▶ **What the exercise asks**
Arrange the lines of the material from the line with "diagram-title: Dimensions of" to the line with "column-header-political: Political [189,45,473,81]" as a numbered list, leaving out any blank lines.

Collected data entries
** Begin **

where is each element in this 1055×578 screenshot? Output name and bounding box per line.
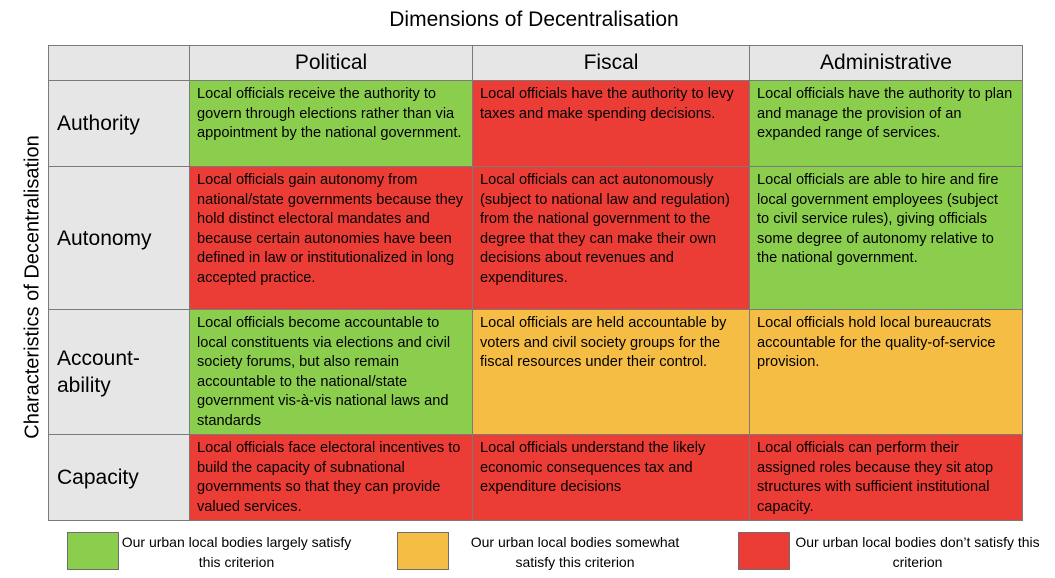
diagram-title: Dimensions of Decentralisation [389,8,679,31]
side-axis-label-text: Characteristics of Decentralisation [21,135,44,439]
cell-accountability-fiscal: Local officials are held accountable by … [472,309,750,435]
legend-text-dont: Our urban local bodies don’t satisfy thi… [795,534,1040,570]
cell-authority-fiscal: Local officials have the authority to le… [472,80,750,167]
legend-swatch-red [738,532,790,570]
cell-capacity-administrative: Local officials can perform their assign… [749,434,1023,521]
cell-accountability-political: Local officials become accountable to lo… [189,309,473,435]
row-header-accountability: Account-ability [57,347,140,397]
row-header-authority: Authority [48,80,190,167]
row-header-capacity: Capacity [48,434,190,521]
column-header-political: Political [189,45,473,81]
row-capacity: Capacity Local officials face electoral … [48,434,1023,521]
row-header-accountability-cell: Account-ability [48,309,190,435]
cell-accountability-administrative: Local officials hold local bureaucrats a… [749,309,1023,435]
decentralisation-matrix: Political Fiscal Administrative Authorit… [48,45,1023,521]
column-header-administrative: Administrative [749,45,1023,81]
column-header-fiscal: Fiscal [472,45,750,81]
row-autonomy: Autonomy Local officials gain autonomy f… [48,166,1023,310]
cell-autonomy-fiscal: Local officials can act autonomously (su… [472,166,750,310]
row-header-autonomy: Autonomy [48,166,190,310]
legend-swatch-amber [397,532,449,570]
legend-text-somewhat: Our urban local bodies somewhat satisfy … [470,534,680,570]
cell-autonomy-administrative: Local officials are able to hire and fir… [749,166,1023,310]
legend-text-largely: Our urban local bodies largely satisfy t… [121,534,352,570]
corner-cell [48,45,190,81]
cell-capacity-fiscal: Local officials understand the likely ec… [472,434,750,521]
row-accountability: Account-ability Local officials become a… [48,309,1023,435]
cell-authority-political: Local officials receive the authority to… [189,80,473,167]
header-row: Political Fiscal Administrative [48,45,1023,81]
cell-authority-administrative: Local officials have the authority to pl… [749,80,1023,167]
cell-autonomy-political: Local officials gain autonomy from natio… [189,166,473,310]
cell-capacity-political: Local officials face electoral incentive… [189,434,473,521]
row-authority: Authority Local officials receive the au… [48,80,1023,167]
legend-swatch-green [67,532,119,570]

** End **

▶ **Final result**
1. diagram-title: Dimensions of Decentralisation [389,8,679,31]
2. side-axis-label-text: Characteristics of Decentralisation [21,135,44,439]
3. cell-accountability-fiscal: Local officials are held accountable by … [472,309,750,435]
4. legend-text-dont: Our urban local bodies don’t satisfy thi… [795,534,1040,570]
5. cell-authority-fiscal: Local officials have the authority to le… [472,80,750,167]
6. legend-swatch-red [738,532,790,570]
7. cell-capacity-administrative: Local officials can perform their assign… [749,434,1023,521]
8. cell-accountability-political: Local officials become accountable to lo… [189,309,473,435]
9. row-header-accountability: Account-ability [57,347,140,397]
10. row-header-authority: Authority [48,80,190,167]
11. row-header-capacity: Capacity [48,434,190,521]
12. column-header-political: Political [189,45,473,81]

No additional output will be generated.